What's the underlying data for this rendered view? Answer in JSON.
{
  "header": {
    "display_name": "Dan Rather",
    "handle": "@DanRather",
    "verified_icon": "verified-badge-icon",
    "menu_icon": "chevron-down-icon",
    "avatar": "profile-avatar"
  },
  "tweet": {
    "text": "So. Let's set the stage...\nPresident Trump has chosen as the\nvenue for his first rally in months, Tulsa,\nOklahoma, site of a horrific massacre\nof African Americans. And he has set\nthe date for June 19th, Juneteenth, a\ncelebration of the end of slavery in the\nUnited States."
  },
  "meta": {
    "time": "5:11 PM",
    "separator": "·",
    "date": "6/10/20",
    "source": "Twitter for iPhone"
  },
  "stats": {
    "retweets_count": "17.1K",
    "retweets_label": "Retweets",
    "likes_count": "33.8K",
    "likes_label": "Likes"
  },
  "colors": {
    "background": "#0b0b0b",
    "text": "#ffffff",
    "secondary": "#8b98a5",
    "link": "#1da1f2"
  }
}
━━━
**Task directions**
Output each record precisely as given.

**Response for this exercise**
What's the underlying data for this rendered view? Answer in JSON.
{
  "header": {
    "display_name": "Dan Rather",
    "handle": "@DanRather",
    "verified_icon": "verified-badge-icon",
    "menu_icon": "chevron-down-icon",
    "avatar": "profile-avatar"
  },
  "tweet": {
    "text": "So. Let's set the stage...\nPresident Trump has chosen as the\nvenue for his first rally in months, Tulsa,\nOklahoma, site of a horrific massacre\nof African Americans. And he has set\nthe date for June 19th, Juneteenth, a\ncelebration of the end of slavery in the\nUnited States."
  },
  "meta": {
    "time": "5:11 PM",
    "separator": "·",
    "date": "6/10/20",
    "source": "Twitter for iPhone"
  },
  "stats": {
    "retweets_count": "17.1K",
    "retweets_label": "Retweets",
    "likes_count": "33.8K",
    "likes_label": "Likes"
  },
  "colors": {
    "background": "#0b0b0b",
    "text": "#ffffff",
    "secondary": "#8b98a5",
    "link": "#1da1f2"
  }
}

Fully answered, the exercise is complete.